Goal
Do not include the pictures; repeat the rest of the data exactly.

• • • • • • •

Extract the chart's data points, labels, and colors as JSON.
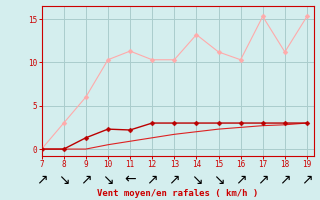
{
  "title": "",
  "xlabel": "Vent moyen/en rafales ( km/h )",
  "ylabel": "",
  "bg_color": "#d4eeee",
  "grid_color": "#aacccc",
  "xlim": [
    7,
    19.3
  ],
  "ylim": [
    -0.8,
    16.5
  ],
  "xticks": [
    7,
    8,
    9,
    10,
    11,
    12,
    13,
    14,
    15,
    16,
    17,
    18,
    19
  ],
  "yticks": [
    0,
    5,
    10,
    15
  ],
  "x": [
    7,
    8,
    9,
    10,
    11,
    12,
    13,
    14,
    15,
    16,
    17,
    18,
    19
  ],
  "line_pink_y": [
    0.0,
    3.0,
    6.0,
    10.3,
    11.3,
    10.3,
    10.3,
    13.2,
    11.2,
    10.3,
    15.3,
    11.2,
    15.3
  ],
  "line_dark_y": [
    0.0,
    0.0,
    1.3,
    2.3,
    2.2,
    3.0,
    3.0,
    3.0,
    3.0,
    3.0,
    3.0,
    3.0,
    3.0
  ],
  "line_med_y": [
    0.0,
    0.0,
    0.0,
    0.5,
    0.9,
    1.3,
    1.7,
    2.0,
    2.3,
    2.5,
    2.7,
    2.8,
    3.0
  ],
  "line_pink_color": "#ffaaaa",
  "line_dark_color": "#bb0000",
  "line_med_color": "#dd2222",
  "axis_color": "#cc0000",
  "tick_color": "#cc0000",
  "xlabel_color": "#cc0000",
  "marker_size": 2.5,
  "lw_pink": 0.8,
  "lw_dark": 1.0,
  "lw_med": 0.8
}
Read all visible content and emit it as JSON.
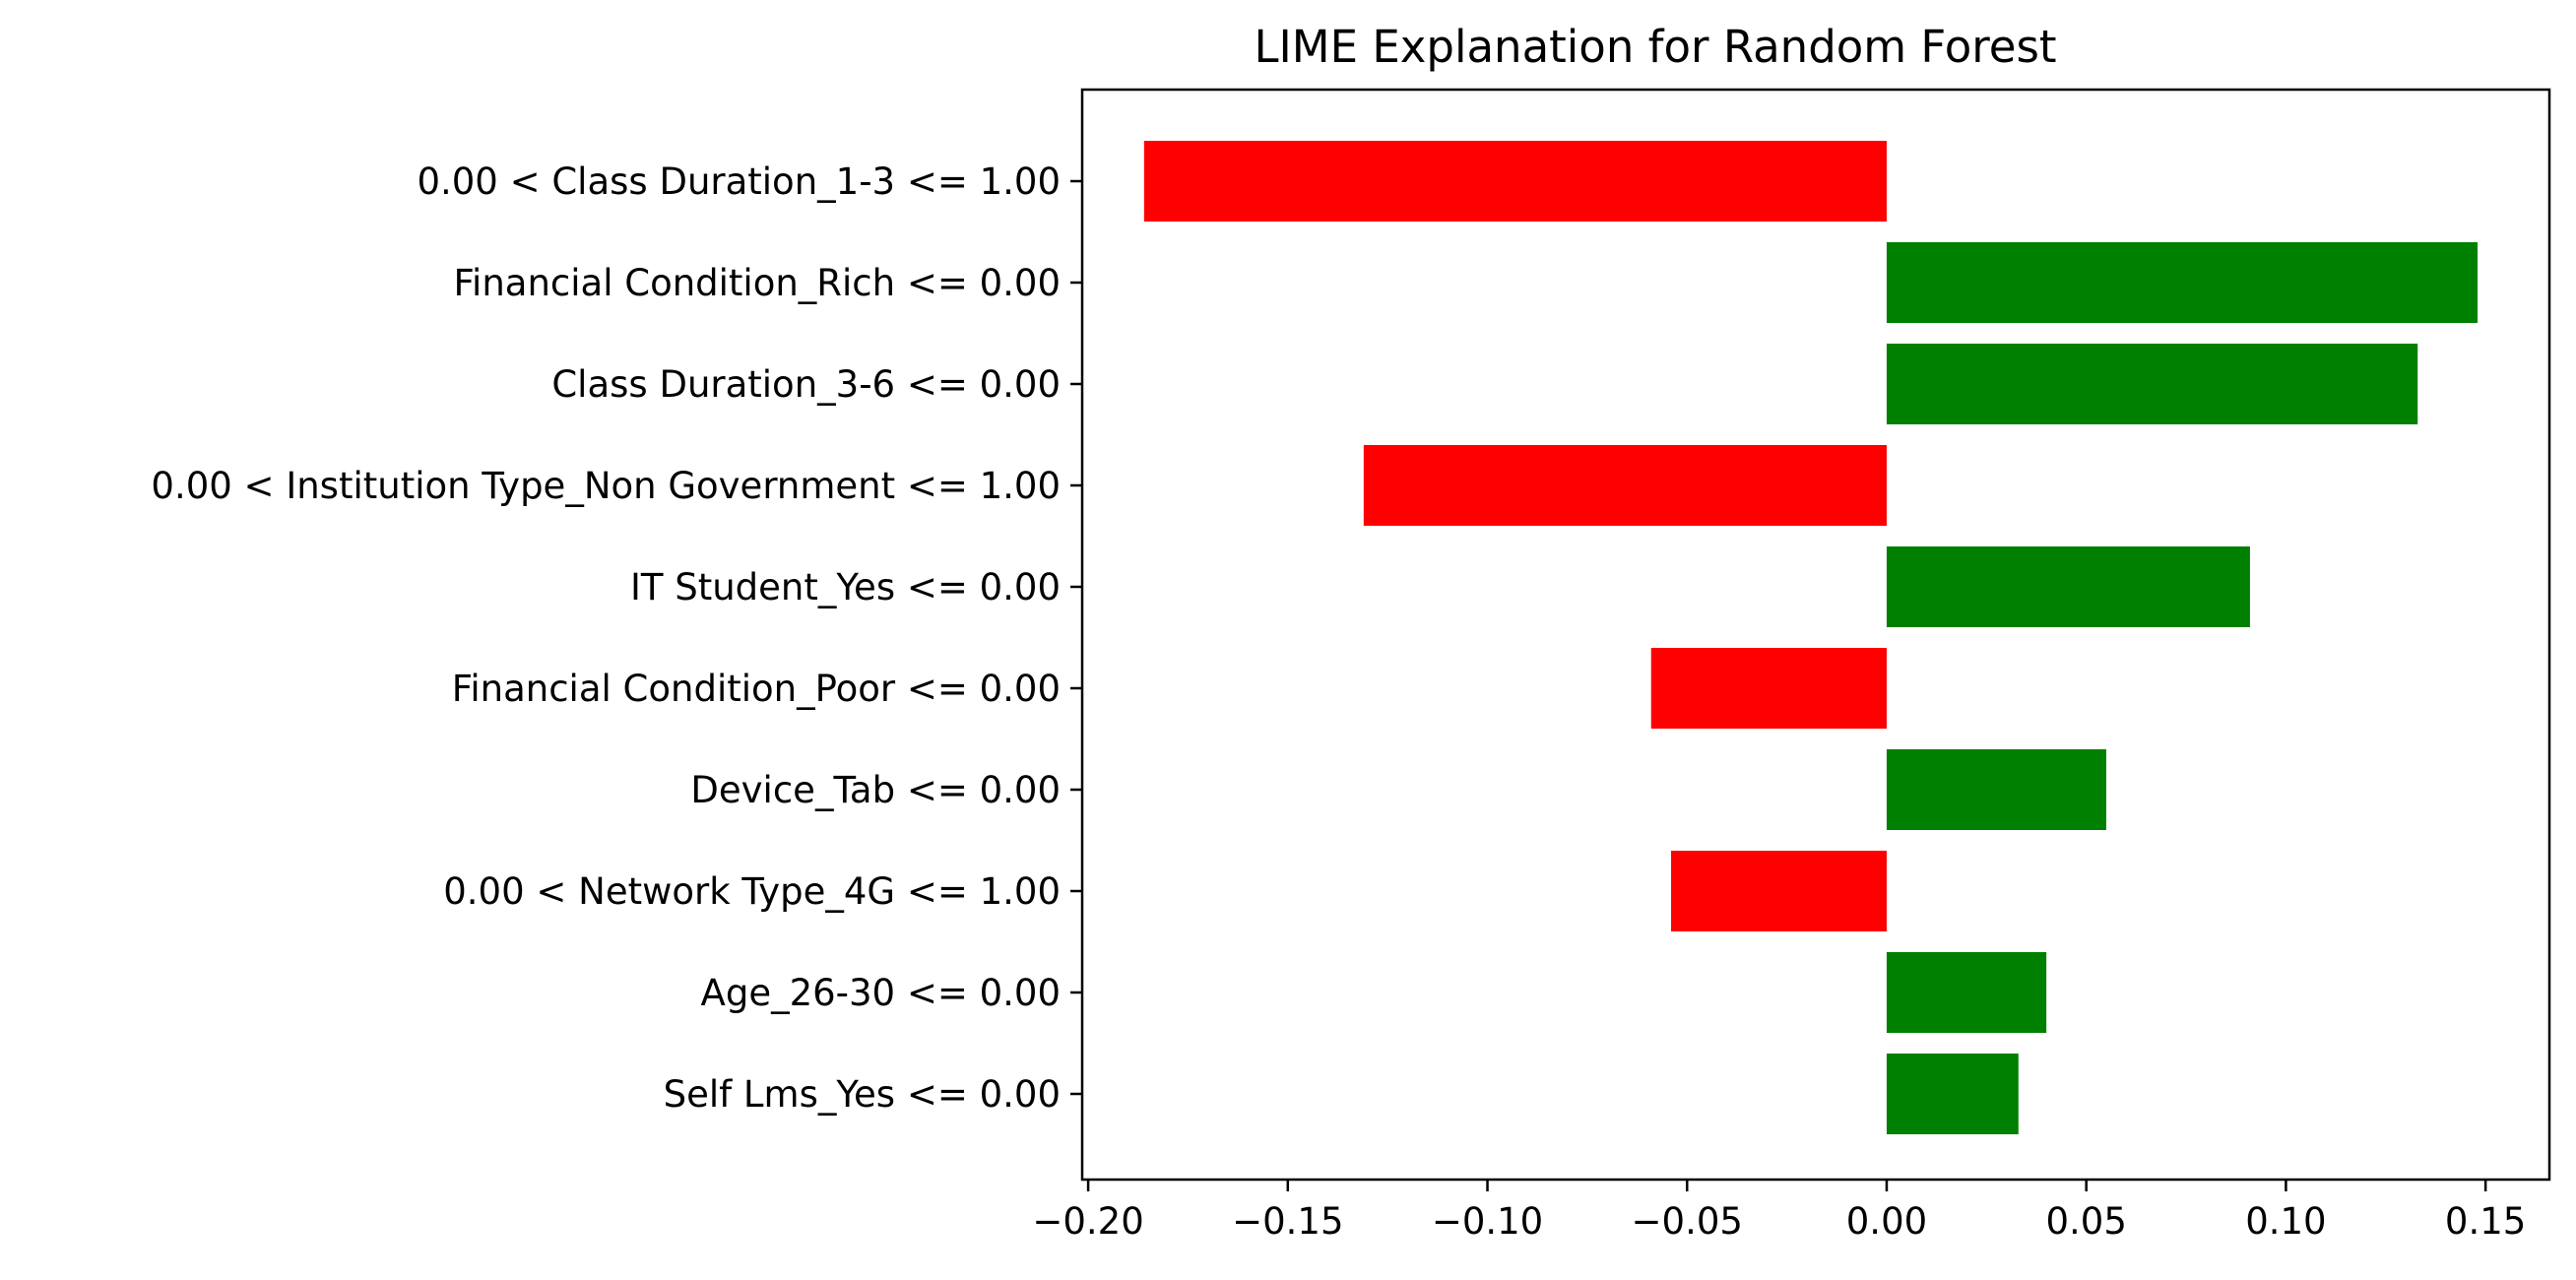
{
  "chart_data": {
    "type": "bar",
    "orientation": "horizontal",
    "title": "LIME Explanation for Random Forest",
    "xlabel": "",
    "ylabel": "",
    "xlim": [
      -0.2015,
      0.166
    ],
    "xticks": [
      -0.2,
      -0.15,
      -0.1,
      -0.05,
      0.0,
      0.05,
      0.1,
      0.15
    ],
    "xtick_labels": [
      "−0.20",
      "−0.15",
      "−0.10",
      "−0.05",
      "0.00",
      "0.05",
      "0.10",
      "0.15"
    ],
    "grid": false,
    "categories": [
      "0.00 < Class Duration_1-3 <= 1.00",
      "Financial Condition_Rich <= 0.00",
      "Class Duration_3-6 <= 0.00",
      "0.00 < Institution Type_Non Government <= 1.00",
      "IT Student_Yes <= 0.00",
      "Financial Condition_Poor <= 0.00",
      "Device_Tab <= 0.00",
      "0.00 < Network Type_4G <= 1.00",
      "Age_26-30 <= 0.00",
      "Self Lms_Yes <= 0.00"
    ],
    "values": [
      -0.186,
      0.148,
      0.133,
      -0.131,
      0.091,
      -0.059,
      0.055,
      -0.054,
      0.04,
      0.033
    ],
    "colors": {
      "positive": "#008000",
      "negative": "#ff0000"
    }
  }
}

• • • • • • •

Final result
Extract the chart's data points, labels, and colors as JSON.
{
  "title": "",
  "xlabel": "Vent moyen/en rafales ( km/h )",
  "ylabel": "",
  "bg_color": "#d4eeee",
  "grid_color": "#aacccc",
  "xlim": [
    7,
    19.3
  ],
  "ylim": [
    -0.8,
    16.5
  ],
  "xticks": [
    7,
    8,
    9,
    10,
    11,
    12,
    13,
    14,
    15,
    16,
    17,
    18,
    19
  ],
  "yticks": [
    0,
    5,
    10,
    15
  ],
  "x": [
    7,
    8,
    9,
    10,
    11,
    12,
    13,
    14,
    15,
    16,
    17,
    18,
    19
  ],
  "line_pink_y": [
    0.0,
    3.0,
    6.0,
    10.3,
    11.3,
    10.3,
    10.3,
    13.2,
    11.2,
    10.3,
    15.3,
    11.2,
    15.3
  ],
  "line_dark_y": [
    0.0,
    0.0,
    1.3,
    2.3,
    2.2,
    3.0,
    3.0,
    3.0,
    3.0,
    3.0,
    3.0,
    3.0,
    3.0
  ],
  "line_med_y": [
    0.0,
    0.0,
    0.0,
    0.5,
    0.9,
    1.3,
    1.7,
    2.0,
    2.3,
    2.5,
    2.7,
    2.8,
    3.0
  ],
  "line_pink_color": "#ffaaaa",
  "line_dark_color": "#bb0000",
  "line_med_color": "#dd2222",
  "axis_color": "#cc0000",
  "tick_color": "#cc0000",
  "xlabel_color": "#cc0000",
  "marker_size": 2.5,
  "lw_pink": 0.8,
  "lw_dark": 1.0,
  "lw_med": 0.8
}
Read all visible content and emit it as JSON.
{
  "chart_data": {
    "type": "bar",
    "orientation": "horizontal",
    "title": "LIME Explanation for Random Forest",
    "xlabel": "",
    "ylabel": "",
    "xlim": [
      -0.2015,
      0.166
    ],
    "xticks": [
      -0.2,
      -0.15,
      -0.1,
      -0.05,
      0.0,
      0.05,
      0.1,
      0.15
    ],
    "xtick_labels": [
      "−0.20",
      "−0.15",
      "−0.10",
      "−0.05",
      "0.00",
      "0.05",
      "0.10",
      "0.15"
    ],
    "grid": false,
    "categories": [
      "0.00 < Class Duration_1-3 <= 1.00",
      "Financial Condition_Rich <= 0.00",
      "Class Duration_3-6 <= 0.00",
      "0.00 < Institution Type_Non Government <= 1.00",
      "IT Student_Yes <= 0.00",
      "Financial Condition_Poor <= 0.00",
      "Device_Tab <= 0.00",
      "0.00 < Network Type_4G <= 1.00",
      "Age_26-30 <= 0.00",
      "Self Lms_Yes <= 0.00"
    ],
    "values": [
      -0.186,
      0.148,
      0.133,
      -0.131,
      0.091,
      -0.059,
      0.055,
      -0.054,
      0.04,
      0.033
    ],
    "colors": {
      "positive": "#008000",
      "negative": "#ff0000"
    }
  }
}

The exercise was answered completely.